#### Exercise tasks:
A - In the mailing-list reply, can you restate the paragraph beginning "Sorry for the slow reply here" more briefly while keeping its main facts?
B - Write out the mailing-list reply word for word, from "On Sun, Mar" up to and including "having an impact.".
C - In the mailing-list reply, what is TK_CLOCK_WAS_SET defined as?
======== Source ========
Re: [RFC PATCH 1/2] time/timekeeping: Fix possible inconsistencies in _COARSE clockids

From: John Stultz
Date: Thu Mar 20 2025 - 14:02:19 EST


On Sun, Mar 16, 2025 at 9:56 PM Thomas Gleixner <tglx@xxxxxxxxxxxxx> wrote:
> On Sat, Mar 15 2025 at 16:22, John Stultz wrote:
> > On Sat, Mar 15, 2025 at 12:23 PM Thomas Gleixner <tglx@xxxxxxxxxxxxx> wrote:
> >> > So to fix this, rework the timekeeping_advance() logic a bit
> >> > so that when we are called from do_adjtimex() and the offset
> >> > is smaller then cycle_interval, that we call
> >> > timekeeping_forward(), to first accumulate the sub-interval
> >> > time into xtime_nsec. Then with no unaccumulated cycles in
> >> > offset, we can do the mult adjustment without worry of the
> >> > subtraction having an impact.
> >>
> >> It's a smart solution. I briefly pondered something similar, but I'm not
> >> really fond of the fact, that it causes a clock_was_set() event for no
> >> good reason.
> >>
> >> clock_was_set() means that there is a time jump. But that's absolutely
> >> not the case with do_adjtimex() changing the frequency for quick
> >> adjustments. That does not affect continuity at all.
> >
> > Oh, good point. I wasn't thinking clearly about the semantics, and
> > was being a little paranoid there (as most calls to
> > timekeeping_forward_now() have clock_was_set() calls that follow). I
> > suspect I can do away with that bit and avoid it. I'll respin later
> > this week.
>
> Actually your patch is not even emitting a clock_was_set() event:
>
> > + if (offset < real_tk->cycle_interval) {
> > + timekeeping_forward(tk, now);
> > + *clock_set = 1;
> > + return 0;
> > + }
>
> #define TK_CLEAR_NTP (1 << 0)
> #define TK_CLOCK_WAS_SET (1 << 1)
>
> So it clears NTP instead. Not really what you want either. :)

Hey Thomas,
Sorry for the slow reply here. So I agree with you that we don't
want to set clock_set above, that was my mistake. But this last bit I
don't think is right, as timekeeping advance() just returns a bool
(return !!clock_set;), which is used to decide to call clock_was_set()
or not - not the argument passed to clock_was_set().
======== Dataset content ========
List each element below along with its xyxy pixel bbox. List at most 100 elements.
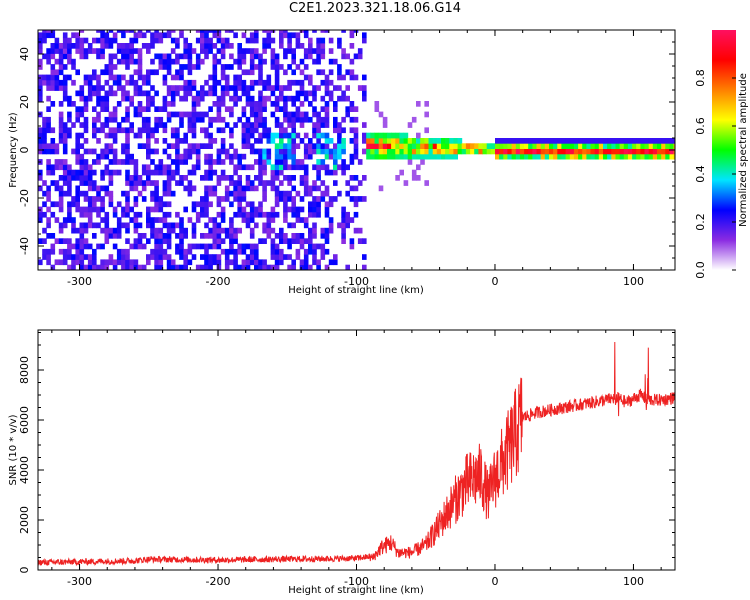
- heatmap-cell: [565, 153, 571, 160]
- heatmap-cell: [291, 138, 296, 144]
- heatmap-cell: [241, 206, 247, 213]
- heatmap-cell: [445, 148, 450, 155]
- heatmap-cell: [187, 185, 193, 192]
- heatmap-cell: [150, 227, 155, 234]
- heatmap-cell: [320, 69, 326, 76]
- heatmap-cell: [303, 217, 309, 223]
- heatmap-cell: [75, 201, 80, 208]
- heatmap-cell: [299, 122, 305, 128]
- heatmap-cell: [283, 238, 288, 244]
- heatmap-cell: [627, 143, 633, 149]
- heatmap-cell: [166, 185, 172, 192]
- heatmap-cell: [224, 233, 230, 239]
- heatmap-cell: [245, 122, 251, 128]
- heatmap-cell: [341, 138, 346, 144]
- heatmap-cell: [42, 248, 47, 255]
- heatmap-cell: [424, 138, 429, 144]
- heatmap-cell: [254, 30, 259, 33]
- heatmap-cell: [162, 74, 168, 81]
- heatmap-cell: [233, 233, 238, 239]
- heatmap-cell: [50, 43, 56, 49]
- heatmap-cell: [287, 132, 292, 139]
- heatmap-cell: [449, 148, 454, 155]
- heatmap-cell: [661, 143, 666, 149]
- heatmap-cell: [249, 106, 255, 112]
- heatmap-cell: [195, 116, 201, 123]
- heatmap-cell: [141, 106, 147, 112]
- heatmap-cell: [200, 85, 205, 91]
- heatmap-cell: [279, 64, 284, 70]
- heatmap-cell: [295, 248, 301, 255]
- heatmap-cell: [245, 259, 251, 266]
- heatmap-cell: [540, 148, 546, 155]
- heatmap-cell: [220, 43, 226, 49]
- heatmap-cell: [295, 106, 301, 112]
- heatmap-cell: [125, 106, 130, 112]
- heatmap-cell: [108, 175, 114, 181]
- heatmap-cell: [50, 264, 56, 270]
- heatmap-cell: [195, 101, 201, 107]
- heatmap-cell: [224, 122, 230, 128]
- heatmap-cell: [87, 175, 93, 181]
- heatmap-cell: [183, 43, 188, 49]
- heatmap-cell: [116, 101, 122, 107]
- heatmap-cell: [287, 95, 292, 102]
- heatmap-cell: [204, 248, 209, 255]
- heatmap-cell: [615, 153, 621, 160]
- heatmap-cell: [129, 153, 134, 160]
- heatmap-cell: [324, 164, 330, 171]
- heatmap-cell: [611, 153, 616, 160]
- heatmap-cell: [553, 148, 558, 155]
- heatmap-cell: [249, 211, 255, 218]
- heatmap-cell: [187, 122, 193, 128]
- heatmap-cell: [62, 248, 68, 255]
- heatmap-cell: [200, 264, 205, 270]
- heatmap-cell: [312, 233, 317, 239]
- heatmap-cell: [141, 43, 147, 49]
- heatmap-cell: [108, 143, 114, 149]
- heatmap-cell: [204, 222, 209, 229]
- heatmap-cell: [179, 248, 184, 255]
- heatmap-cell: [129, 206, 134, 213]
- heatmap-cell: [108, 259, 114, 266]
- heatmap-cell: [62, 180, 68, 186]
- heatmap-cell: [669, 148, 675, 155]
- heatmap-cell: [154, 264, 159, 270]
- heatmap-cell: [83, 222, 89, 229]
- heatmap-cell: [312, 164, 317, 171]
- heatmap-cell: [133, 180, 139, 186]
- heatmap-cell: [191, 143, 197, 149]
- heatmap-cell: [150, 69, 155, 76]
- heatmap-cell: [283, 101, 288, 107]
- heatmap-cell: [312, 85, 317, 91]
- heatmap-cell: [38, 259, 43, 266]
- heatmap-cell: [175, 233, 180, 239]
- heatmap-cell: [578, 148, 583, 155]
- heatmap-cell: [245, 143, 251, 149]
- heatmap-cell: [229, 30, 234, 33]
- heatmap-cell: [490, 148, 496, 155]
- heatmap-cell: [308, 74, 313, 81]
- heatmap-cell: [357, 180, 363, 186]
- heatmap-cell: [83, 74, 89, 81]
- heatmap-cell: [112, 159, 118, 165]
- heatmap-cell: [374, 148, 380, 155]
- heatmap-cell: [154, 122, 159, 128]
- heatmap-cell: [112, 53, 118, 60]
- heatmap-cell: [137, 243, 143, 250]
- heatmap-cell: [146, 95, 151, 102]
- heatmap-cell: [532, 153, 537, 160]
- heatmap-cell: [328, 37, 334, 44]
- heatmap-cell: [75, 259, 80, 266]
- heatmap-cell: [154, 138, 159, 144]
- heatmap-cell: [220, 37, 226, 44]
- heatmap-cell: [245, 164, 251, 171]
- heatmap-cell: [615, 138, 621, 144]
- heatmap-cell: [627, 153, 633, 160]
- heatmap-cell: [303, 169, 309, 176]
- heatmap-cell: [245, 85, 251, 91]
- heatmap-cell: [170, 222, 176, 229]
- heatmap-cell: [79, 243, 85, 250]
- heatmap-cell: [104, 132, 110, 139]
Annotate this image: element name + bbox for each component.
========
#### Solutions in order:
A - John Stultz apologizes for replying late and agrees that setting clock_set there was a mistake. He disputes Thomas's final point, though: timekeeping_advance() only returns a bool (return !!clock_set;). That bool decides whether clock_was_set() gets called. It is not the argument passed to clock_was_set().

B -
On Sun, Mar 16, 2025 at 9:56 PM Thomas Gleixner <tglx@xxxxxxxxxxxxx> wrote:
> On Sat, Mar 15 2025 at 16:22, John Stultz wrote:
> > On Sat, Mar 15, 2025 at 12:23 PM Thomas Gleixner <tglx@xxxxxxxxxxxxx> wrote:
> >> > So to fix this, rework the timekeeping_advance() logic a bit
> >> > so that when we are called from do_adjtimex() and the offset
> >> > is smaller then cycle_interval, that we call
> >> > timekeeping_forward(), to first accumulate the sub-interval
> >> > time into xtime_nsec. Then with no unaccumulated cycles in
> >> > offset, we can do the mult adjustment without worry of the
> >> > subtraction having an impact.

C - (1 << 1)